The request - Output all of the data below exactly as given.
** START OF Supplied records **
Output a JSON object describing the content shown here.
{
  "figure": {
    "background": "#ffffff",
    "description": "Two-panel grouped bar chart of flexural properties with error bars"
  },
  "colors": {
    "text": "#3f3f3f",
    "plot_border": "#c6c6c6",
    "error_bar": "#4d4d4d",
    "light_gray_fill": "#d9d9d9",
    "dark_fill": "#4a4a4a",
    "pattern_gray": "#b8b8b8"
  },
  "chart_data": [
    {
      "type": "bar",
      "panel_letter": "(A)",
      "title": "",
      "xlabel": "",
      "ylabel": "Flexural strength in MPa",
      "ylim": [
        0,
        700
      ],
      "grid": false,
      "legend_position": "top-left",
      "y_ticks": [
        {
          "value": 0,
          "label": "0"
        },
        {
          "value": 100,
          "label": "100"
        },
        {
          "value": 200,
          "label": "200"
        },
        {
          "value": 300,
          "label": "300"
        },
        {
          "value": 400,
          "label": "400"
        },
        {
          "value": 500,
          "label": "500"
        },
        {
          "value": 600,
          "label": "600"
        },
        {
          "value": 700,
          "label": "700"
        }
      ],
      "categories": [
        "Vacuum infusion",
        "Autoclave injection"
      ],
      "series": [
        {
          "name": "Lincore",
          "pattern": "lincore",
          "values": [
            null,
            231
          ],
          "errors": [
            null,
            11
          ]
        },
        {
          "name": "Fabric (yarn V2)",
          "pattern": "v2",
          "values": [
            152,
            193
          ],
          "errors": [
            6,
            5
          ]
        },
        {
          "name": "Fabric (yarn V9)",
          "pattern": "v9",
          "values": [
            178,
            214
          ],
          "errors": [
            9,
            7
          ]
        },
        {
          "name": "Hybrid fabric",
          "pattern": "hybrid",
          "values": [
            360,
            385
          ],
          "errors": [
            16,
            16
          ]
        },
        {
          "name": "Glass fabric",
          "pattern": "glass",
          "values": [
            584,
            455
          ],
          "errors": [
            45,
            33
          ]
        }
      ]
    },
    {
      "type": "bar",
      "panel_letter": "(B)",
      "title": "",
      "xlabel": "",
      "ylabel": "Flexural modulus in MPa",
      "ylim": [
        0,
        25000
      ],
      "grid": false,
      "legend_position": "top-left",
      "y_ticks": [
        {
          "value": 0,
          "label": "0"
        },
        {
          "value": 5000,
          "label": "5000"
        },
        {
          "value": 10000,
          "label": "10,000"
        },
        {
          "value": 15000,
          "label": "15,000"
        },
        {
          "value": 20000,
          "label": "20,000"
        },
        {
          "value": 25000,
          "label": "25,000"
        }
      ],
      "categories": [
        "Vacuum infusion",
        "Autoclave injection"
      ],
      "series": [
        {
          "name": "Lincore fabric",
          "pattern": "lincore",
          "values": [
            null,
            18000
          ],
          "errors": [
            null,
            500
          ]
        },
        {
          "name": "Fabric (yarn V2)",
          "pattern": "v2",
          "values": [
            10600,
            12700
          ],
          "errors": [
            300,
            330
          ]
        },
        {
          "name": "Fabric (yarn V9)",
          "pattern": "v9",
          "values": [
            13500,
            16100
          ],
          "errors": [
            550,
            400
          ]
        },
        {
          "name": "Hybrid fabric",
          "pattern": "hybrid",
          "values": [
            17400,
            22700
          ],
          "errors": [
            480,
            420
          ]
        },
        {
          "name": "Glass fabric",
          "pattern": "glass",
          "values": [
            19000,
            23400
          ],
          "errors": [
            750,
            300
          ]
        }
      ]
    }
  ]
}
** END OF Supplied records **
Written answer -
Output a JSON object describing the content shown here.
{
  "figure": {
    "background": "#ffffff",
    "description": "Two-panel grouped bar chart of flexural properties with error bars"
  },
  "colors": {
    "text": "#3f3f3f",
    "plot_border": "#c6c6c6",
    "error_bar": "#4d4d4d",
    "light_gray_fill": "#d9d9d9",
    "dark_fill": "#4a4a4a",
    "pattern_gray": "#b8b8b8"
  },
  "chart_data": [
    {
      "type": "bar",
      "panel_letter": "(A)",
      "title": "",
      "xlabel": "",
      "ylabel": "Flexural strength in MPa",
      "ylim": [
        0,
        700
      ],
      "grid": false,
      "legend_position": "top-left",
      "y_ticks": [
        {
          "value": 0,
          "label": "0"
        },
        {
          "value": 100,
          "label": "100"
        },
        {
          "value": 200,
          "label": "200"
        },
        {
          "value": 300,
          "label": "300"
        },
        {
          "value": 400,
          "label": "400"
        },
        {
          "value": 500,
          "label": "500"
        },
        {
          "value": 600,
          "label": "600"
        },
        {
          "value": 700,
          "label": "700"
        }
      ],
      "categories": [
        "Vacuum infusion",
        "Autoclave injection"
      ],
      "series": [
        {
          "name": "Lincore",
          "pattern": "lincore",
          "values": [
            null,
            231
          ],
          "errors": [
            null,
            11
          ]
        },
        {
          "name": "Fabric (yarn V2)",
          "pattern": "v2",
          "values": [
            152,
            193
          ],
          "errors": [
            6,
            5
          ]
        },
        {
          "name": "Fabric (yarn V9)",
          "pattern": "v9",
          "values": [
            178,
            214
          ],
          "errors": [
            9,
            7
          ]
        },
        {
          "name": "Hybrid fabric",
          "pattern": "hybrid",
          "values": [
            360,
            385
          ],
          "errors": [
            16,
            16
          ]
        },
        {
          "name": "Glass fabric",
          "pattern": "glass",
          "values": [
            584,
            455
          ],
          "errors": [
            45,
            33
          ]
        }
      ]
    },
    {
      "type": "bar",
      "panel_letter": "(B)",
      "title": "",
      "xlabel": "",
      "ylabel": "Flexural modulus in MPa",
      "ylim": [
        0,
        25000
      ],
      "grid": false,
      "legend_position": "top-left",
      "y_ticks": [
        {
          "value": 0,
          "label": "0"
        },
        {
          "value": 5000,
          "label": "5000"
        },
        {
          "value": 10000,
          "label": "10,000"
        },
        {
          "value": 15000,
          "label": "15,000"
        },
        {
          "value": 20000,
          "label": "20,000"
        },
        {
          "value": 25000,
          "label": "25,000"
        }
      ],
      "categories": [
        "Vacuum infusion",
        "Autoclave injection"
      ],
      "series": [
        {
          "name": "Lincore fabric",
          "pattern": "lincore",
          "values": [
            null,
            18000
          ],
          "errors": [
            null,
            500
          ]
        },
        {
          "name": "Fabric (yarn V2)",
          "pattern": "v2",
          "values": [
            10600,
            12700
          ],
          "errors": [
            300,
            330
          ]
        },
        {
          "name": "Fabric (yarn V9)",
          "pattern": "v9",
          "values": [
            13500,
            16100
          ],
          "errors": [
            550,
            400
          ]
        },
        {
          "name": "Hybrid fabric",
          "pattern": "hybrid",
          "values": [
            17400,
            22700
          ],
          "errors": [
            480,
            420
          ]
        },
        {
          "name": "Glass fabric",
          "pattern": "glass",
          "values": [
            19000,
            23400
          ],
          "errors": [
            750,
            300
          ]
        }
      ]
    }
  ]
}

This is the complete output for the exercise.